## Dataset items
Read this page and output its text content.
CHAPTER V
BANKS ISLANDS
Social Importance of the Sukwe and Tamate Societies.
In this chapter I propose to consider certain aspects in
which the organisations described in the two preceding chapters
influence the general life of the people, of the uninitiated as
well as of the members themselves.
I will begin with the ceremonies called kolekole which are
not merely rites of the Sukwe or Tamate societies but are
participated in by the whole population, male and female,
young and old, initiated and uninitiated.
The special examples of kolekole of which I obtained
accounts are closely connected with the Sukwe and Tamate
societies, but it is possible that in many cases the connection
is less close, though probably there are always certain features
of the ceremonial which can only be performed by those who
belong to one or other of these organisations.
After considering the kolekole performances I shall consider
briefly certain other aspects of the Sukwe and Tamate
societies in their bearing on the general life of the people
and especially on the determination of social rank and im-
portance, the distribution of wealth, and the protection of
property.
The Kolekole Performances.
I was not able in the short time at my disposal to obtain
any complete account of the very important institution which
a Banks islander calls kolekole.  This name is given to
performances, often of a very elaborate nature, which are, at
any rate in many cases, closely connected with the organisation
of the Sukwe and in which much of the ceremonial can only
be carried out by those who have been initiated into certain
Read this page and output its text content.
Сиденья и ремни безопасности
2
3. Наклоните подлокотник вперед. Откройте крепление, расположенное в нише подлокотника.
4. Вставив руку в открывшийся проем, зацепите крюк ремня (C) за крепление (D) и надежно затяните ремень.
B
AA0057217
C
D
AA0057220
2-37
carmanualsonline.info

## Goal of the exercise
List all lines where "aspects" occurs.

## Solution for this problem
In this chapter I propose to consider certain aspects in
briefly certain other aspects of the Sukwe and Tamate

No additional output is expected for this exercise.